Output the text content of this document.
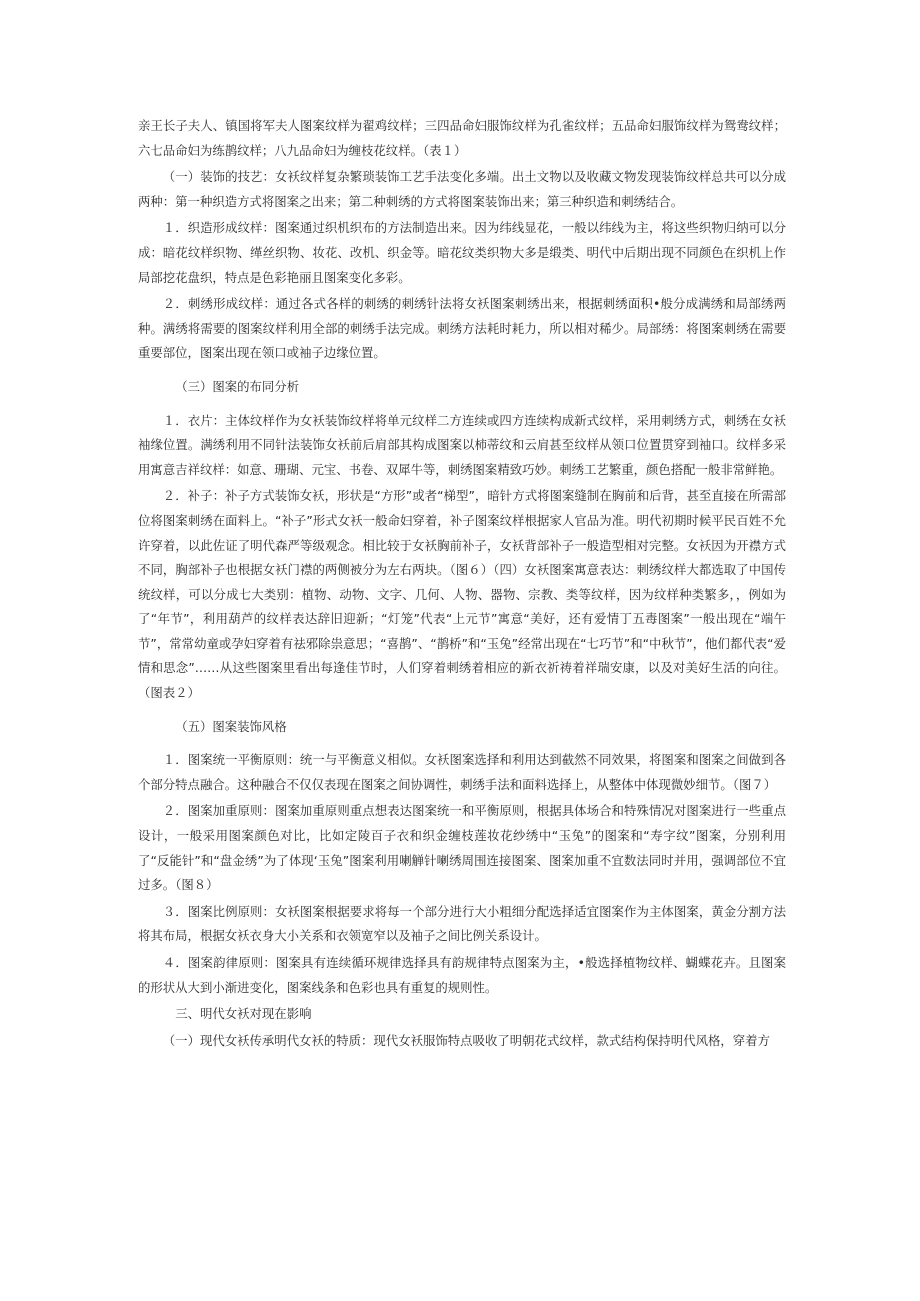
亲王长子夫人、镇国将军夫人图案纹样为翟鸡纹样；三四品命妇服饰纹样为孔雀纹样；五品命妇服饰纹样为鸳鸯纹样；六七品命妇为练鹊纹样；八九品命妇为缠枝花纹样。（表１）

（一）装饰的技艺：女袄纹样复杂繁琐装饰工艺手法变化多端。出土文物以及收藏文物发现装饰纹样总共可以分成两种：第一种织造方式将图案之出来；第二种刺绣的方式将图案装饰出来；第三种织造和刺绣结合。

１．织造形成纹样：图案通过织机织布的方法制造出来。因为纬线显花，一般以纬线为主，将这些织物归纳可以分成：暗花纹样织物、缂丝织物、妆花、改机、织金等。暗花纹类织物大多是缎类、明代中后期出现不同颜色在织机上作局部挖花盘织，特点是色彩艳丽且图案变化多彩。

２．刺绣形成纹样：通过各式各样的刺绣的刺绣针法将女袄图案刺绣出来，根据刺绣面积•般分成满绣和局部绣两种。满绣将需要的图案纹样利用全部的刺绣手法完成。刺绣方法耗时耗力，所以相对稀少。局部绣：将图案刺绣在需要重要部位，图案出现在领口或袖子边缘位置。

（三）图案的布同分析

１．衣片：主体纹样作为女袄装饰纹样将单元纹样二方连续或四方连续构成新式纹样，采用刺绣方式，刺绣在女袄袖缘位置。满绣利用不同针法装饰女袄前后肩部其构成图案以柿蒂纹和云肩甚至纹样从领口位置贯穿到袖口。纹样多采用寓意吉祥纹样：如意、珊瑚、元宝、书卷、双犀牛等，刺绣图案精致巧妙。刺绣工艺繁重，颜色搭配一般非常鲜艳。

２．补子：补子方式装饰女袄，形状是“方形”或者“梯型”，暗针方式将图案缝制在胸前和后背，甚至直接在所需部位将图案刺绣在面料上。“补子”形式女袄一般命妇穿着，补子图案纹样根据家人官品为准。明代初期时候平民百姓不允许穿着，以此佐证了明代森严等级观念。相比较于女袄胸前补子，女袄背部补子一般造型相对完整。女袄因为开襟方式不同，胸部补子也根据女袄门襟的两侧被分为左右两块。（图６）（四）女袄图案寓意表达：刺绣纹样大都选取了中国传统纹样，可以分成七大类别：植物、动物、文字、几何、人物、器物、宗教、类等纹样，因为纹样种类繁多，，例如为了“年节”，利用葫芦的纹样表达辞旧迎新；“灯笼”代表“上元节”寓意“美好，还有爱情丁五毒图案”一般出现在“端午节”，常常幼童或孕妇穿着有祛邪除祟意思；“喜鹊”、“鹊桥”和“玉兔”经常出现在“七巧节”和“中秋节”，他们都代表“爱情和思念”……从这些图案里看出每逢佳节时，人们穿着刺绣着相应的新衣祈祷着祥瑞安康，以及对美好生活的向往。（图表２）

（五）图案装饰风格

１．图案统一平衡原则：统一与平衡意义相似。女袄图案选择和利用达到截然不同效果，将图案和图案之间做到各个部分特点融合。这种融合不仅仅表现在图案之间协调性，刺绣手法和面料选择上，从整体中体现微妙细节。（图７）

２．图案加重原则：图案加重原则重点想表达图案统一和平衡原则，根据具体场合和特殊情况对图案进行一些重点设计，一般采用图案颜色对比，比如定陵百子衣和织金缠枝莲妆花纱绣中“玉兔”的图案和“寿字纹”图案，分别利用了“反能针”和“盘金绣”为了体现‘玉兔”图案利用喇觯针喇绣周围连接图案、图案加重不宜数法同时并用，强调部位不宜过多。（图８）

３．图案比例原则：女袄图案根据要求将每一个部分进行大小粗细分配选择适宜图案作为主体图案，黄金分割方法将其布局，根据女袄衣身大小关系和衣领宽窄以及袖子之间比例关系设计。

４．图案韵律原则：图案具有连续循环规律选择具有韵规律特点图案为主，•般选择植物纹样、蝴蝶花卉。且图案的形状从大到小渐进变化，图案线条和色彩也具有重复的规则性。

三、明代女袄对现在影响

（一）现代女袄传承明代女袄的特质：现代女袄服饰特点吸收了明朝花式纹样，款式结构保持明代风格，穿着方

__SET EXERCISE__.
Reproduce the data verbatim. Do not carry any picture into the copy.

__SOLUTION TO THIS EXERCISE__.
Output the text content of this document.
亲王长子夫人、镇国将军夫人图案纹样为翟鸡纹样；三四品命妇服饰纹样为孔雀纹样；五品命妇服饰纹样为鸳鸯纹样；六七品命妇为练鹊纹样；八九品命妇为缠枝花纹样。（表１）

（一）装饰的技艺：女袄纹样复杂繁琐装饰工艺手法变化多端。出土文物以及收藏文物发现装饰纹样总共可以分成两种：第一种织造方式将图案之出来；第二种刺绣的方式将图案装饰出来；第三种织造和刺绣结合。

１．织造形成纹样：图案通过织机织布的方法制造出来。因为纬线显花，一般以纬线为主，将这些织物归纳可以分成：暗花纹样织物、缂丝织物、妆花、改机、织金等。暗花纹类织物大多是缎类、明代中后期出现不同颜色在织机上作局部挖花盘织，特点是色彩艳丽且图案变化多彩。

２．刺绣形成纹样：通过各式各样的刺绣的刺绣针法将女袄图案刺绣出来，根据刺绣面积•般分成满绣和局部绣两种。满绣将需要的图案纹样利用全部的刺绣手法完成。刺绣方法耗时耗力，所以相对稀少。局部绣：将图案刺绣在需要重要部位，图案出现在领口或袖子边缘位置。

（三）图案的布同分析

１．衣片：主体纹样作为女袄装饰纹样将单元纹样二方连续或四方连续构成新式纹样，采用刺绣方式，刺绣在女袄袖缘位置。满绣利用不同针法装饰女袄前后肩部其构成图案以柿蒂纹和云肩甚至纹样从领口位置贯穿到袖口。纹样多采用寓意吉祥纹样：如意、珊瑚、元宝、书卷、双犀牛等，刺绣图案精致巧妙。刺绣工艺繁重，颜色搭配一般非常鲜艳。

２．补子：补子方式装饰女袄，形状是“方形”或者“梯型”，暗针方式将图案缝制在胸前和后背，甚至直接在所需部位将图案刺绣在面料上。“补子”形式女袄一般命妇穿着，补子图案纹样根据家人官品为准。明代初期时候平民百姓不允许穿着，以此佐证了明代森严等级观念。相比较于女袄胸前补子，女袄背部补子一般造型相对完整。女袄因为开襟方式不同，胸部补子也根据女袄门襟的两侧被分为左右两块。（图６）（四）女袄图案寓意表达：刺绣纹样大都选取了中国传统纹样，可以分成七大类别：植物、动物、文字、几何、人物、器物、宗教、类等纹样，因为纹样种类繁多，，例如为了“年节”，利用葫芦的纹样表达辞旧迎新；“灯笼”代表“上元节”寓意“美好，还有爱情丁五毒图案”一般出现在“端午节”，常常幼童或孕妇穿着有祛邪除祟意思；“喜鹊”、“鹊桥”和“玉兔”经常出现在“七巧节”和“中秋节”，他们都代表“爱情和思念”……从这些图案里看出每逢佳节时，人们穿着刺绣着相应的新衣祈祷着祥瑞安康，以及对美好生活的向往。（图表２）

（五）图案装饰风格

１．图案统一平衡原则：统一与平衡意义相似。女袄图案选择和利用达到截然不同效果，将图案和图案之间做到各个部分特点融合。这种融合不仅仅表现在图案之间协调性，刺绣手法和面料选择上，从整体中体现微妙细节。（图７）

２．图案加重原则：图案加重原则重点想表达图案统一和平衡原则，根据具体场合和特殊情况对图案进行一些重点设计，一般采用图案颜色对比，比如定陵百子衣和织金缠枝莲妆花纱绣中“玉兔”的图案和“寿字纹”图案，分别利用了“反能针”和“盘金绣”为了体现‘玉兔”图案利用喇觯针喇绣周围连接图案、图案加重不宜数法同时并用，强调部位不宜过多。（图８）

３．图案比例原则：女袄图案根据要求将每一个部分进行大小粗细分配选择适宜图案作为主体图案，黄金分割方法将其布局，根据女袄衣身大小关系和衣领宽窄以及袖子之间比例关系设计。

４．图案韵律原则：图案具有连续循环规律选择具有韵规律特点图案为主，•般选择植物纹样、蝴蝶花卉。且图案的形状从大到小渐进变化，图案线条和色彩也具有重复的规则性。

三、明代女袄对现在影响

（一）现代女袄传承明代女袄的特质：现代女袄服饰特点吸收了明朝花式纹样，款式结构保持明代风格，穿着方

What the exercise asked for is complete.